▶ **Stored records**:

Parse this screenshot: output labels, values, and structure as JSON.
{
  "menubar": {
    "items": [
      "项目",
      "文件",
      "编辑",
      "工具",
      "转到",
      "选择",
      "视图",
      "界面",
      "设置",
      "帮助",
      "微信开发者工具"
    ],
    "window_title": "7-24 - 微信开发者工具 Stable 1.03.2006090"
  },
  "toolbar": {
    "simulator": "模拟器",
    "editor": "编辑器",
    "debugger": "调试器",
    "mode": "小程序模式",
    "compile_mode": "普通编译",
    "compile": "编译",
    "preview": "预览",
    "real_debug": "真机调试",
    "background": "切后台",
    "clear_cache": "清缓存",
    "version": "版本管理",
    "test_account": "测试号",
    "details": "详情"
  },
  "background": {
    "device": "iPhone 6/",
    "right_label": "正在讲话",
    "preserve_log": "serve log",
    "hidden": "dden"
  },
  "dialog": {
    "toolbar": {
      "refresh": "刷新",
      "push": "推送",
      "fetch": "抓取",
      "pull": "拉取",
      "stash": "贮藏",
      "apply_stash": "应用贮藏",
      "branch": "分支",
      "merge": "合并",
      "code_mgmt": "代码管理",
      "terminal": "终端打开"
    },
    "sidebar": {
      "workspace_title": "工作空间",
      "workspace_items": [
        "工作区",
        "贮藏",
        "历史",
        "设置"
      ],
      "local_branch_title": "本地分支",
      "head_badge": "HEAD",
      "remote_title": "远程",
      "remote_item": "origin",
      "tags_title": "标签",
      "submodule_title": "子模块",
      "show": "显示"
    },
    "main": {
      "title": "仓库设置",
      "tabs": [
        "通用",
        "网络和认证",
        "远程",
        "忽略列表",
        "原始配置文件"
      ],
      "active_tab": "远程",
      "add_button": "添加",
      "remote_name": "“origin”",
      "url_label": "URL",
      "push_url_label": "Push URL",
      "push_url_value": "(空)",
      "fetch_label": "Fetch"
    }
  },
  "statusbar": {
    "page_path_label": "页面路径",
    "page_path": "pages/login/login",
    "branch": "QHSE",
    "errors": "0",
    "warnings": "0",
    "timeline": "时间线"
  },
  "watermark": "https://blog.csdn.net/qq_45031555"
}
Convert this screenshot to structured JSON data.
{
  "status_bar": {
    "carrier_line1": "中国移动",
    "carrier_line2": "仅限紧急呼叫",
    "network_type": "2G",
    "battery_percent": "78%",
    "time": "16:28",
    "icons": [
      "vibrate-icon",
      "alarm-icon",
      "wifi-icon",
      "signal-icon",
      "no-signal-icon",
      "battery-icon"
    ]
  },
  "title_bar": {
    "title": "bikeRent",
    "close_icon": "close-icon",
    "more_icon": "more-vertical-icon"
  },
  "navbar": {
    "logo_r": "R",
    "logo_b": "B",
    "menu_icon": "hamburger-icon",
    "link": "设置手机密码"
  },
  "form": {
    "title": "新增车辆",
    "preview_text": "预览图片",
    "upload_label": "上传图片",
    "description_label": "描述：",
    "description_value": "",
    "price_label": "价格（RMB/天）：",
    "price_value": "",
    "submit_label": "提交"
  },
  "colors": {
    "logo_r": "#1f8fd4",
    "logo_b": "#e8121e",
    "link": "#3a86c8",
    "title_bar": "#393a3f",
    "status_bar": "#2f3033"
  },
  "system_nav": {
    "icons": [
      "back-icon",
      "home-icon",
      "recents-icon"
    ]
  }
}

▶ **THE REQUEST**: The data above must be returned in full, exactly as written.

▶ **THE RESULT**:
Parse this screenshot: output labels, values, and structure as JSON.
{
  "menubar": {
    "items": [
      "项目",
      "文件",
      "编辑",
      "工具",
      "转到",
      "选择",
      "视图",
      "界面",
      "设置",
      "帮助",
      "微信开发者工具"
    ],
    "window_title": "7-24 - 微信开发者工具 Stable 1.03.2006090"
  },
  "toolbar": {
    "simulator": "模拟器",
    "editor": "编辑器",
    "debugger": "调试器",
    "mode": "小程序模式",
    "compile_mode": "普通编译",
    "compile": "编译",
    "preview": "预览",
    "real_debug": "真机调试",
    "background": "切后台",
    "clear_cache": "清缓存",
    "version": "版本管理",
    "test_account": "测试号",
    "details": "详情"
  },
  "background": {
    "device": "iPhone 6/",
    "right_label": "正在讲话",
    "preserve_log": "serve log",
    "hidden": "dden"
  },
  "dialog": {
    "toolbar": {
      "refresh": "刷新",
      "push": "推送",
      "fetch": "抓取",
      "pull": "拉取",
      "stash": "贮藏",
      "apply_stash": "应用贮藏",
      "branch": "分支",
      "merge": "合并",
      "code_mgmt": "代码管理",
      "terminal": "终端打开"
    },
    "sidebar": {
      "workspace_title": "工作空间",
      "workspace_items": [
        "工作区",
        "贮藏",
        "历史",
        "设置"
      ],
      "local_branch_title": "本地分支",
      "head_badge": "HEAD",
      "remote_title": "远程",
      "remote_item": "origin",
      "tags_title": "标签",
      "submodule_title": "子模块",
      "show": "显示"
    },
    "main": {
      "title": "仓库设置",
      "tabs": [
        "通用",
        "网络和认证",
        "远程",
        "忽略列表",
        "原始配置文件"
      ],
      "active_tab": "远程",
      "add_button": "添加",
      "remote_name": "“origin”",
      "url_label": "URL",
      "push_url_label": "Push URL",
      "push_url_value": "(空)",
      "fetch_label": "Fetch"
    }
  },
  "statusbar": {
    "page_path_label": "页面路径",
    "page_path": "pages/login/login",
    "branch": "QHSE",
    "errors": "0",
    "warnings": "0",
    "timeline": "时间线"
  },
  "watermark": "https://blog.csdn.net/qq_45031555"
}
Convert this screenshot to structured JSON data.
{
  "status_bar": {
    "carrier_line1": "中国移动",
    "carrier_line2": "仅限紧急呼叫",
    "network_type": "2G",
    "battery_percent": "78%",
    "time": "16:28",
    "icons": [
      "vibrate-icon",
      "alarm-icon",
      "wifi-icon",
      "signal-icon",
      "no-signal-icon",
      "battery-icon"
    ]
  },
  "title_bar": {
    "title": "bikeRent",
    "close_icon": "close-icon",
    "more_icon": "more-vertical-icon"
  },
  "navbar": {
    "logo_r": "R",
    "logo_b": "B",
    "menu_icon": "hamburger-icon",
    "link": "设置手机密码"
  },
  "form": {
    "title": "新增车辆",
    "preview_text": "预览图片",
    "upload_label": "上传图片",
    "description_label": "描述：",
    "description_value": "",
    "price_label": "价格（RMB/天）：",
    "price_value": "",
    "submit_label": "提交"
  },
  "colors": {
    "logo_r": "#1f8fd4",
    "logo_b": "#e8121e",
    "link": "#3a86c8",
    "title_bar": "#393a3f",
    "status_bar": "#2f3033"
  },
  "system_nav": {
    "icons": [
      "back-icon",
      "home-icon",
      "recents-icon"
    ]
  }
}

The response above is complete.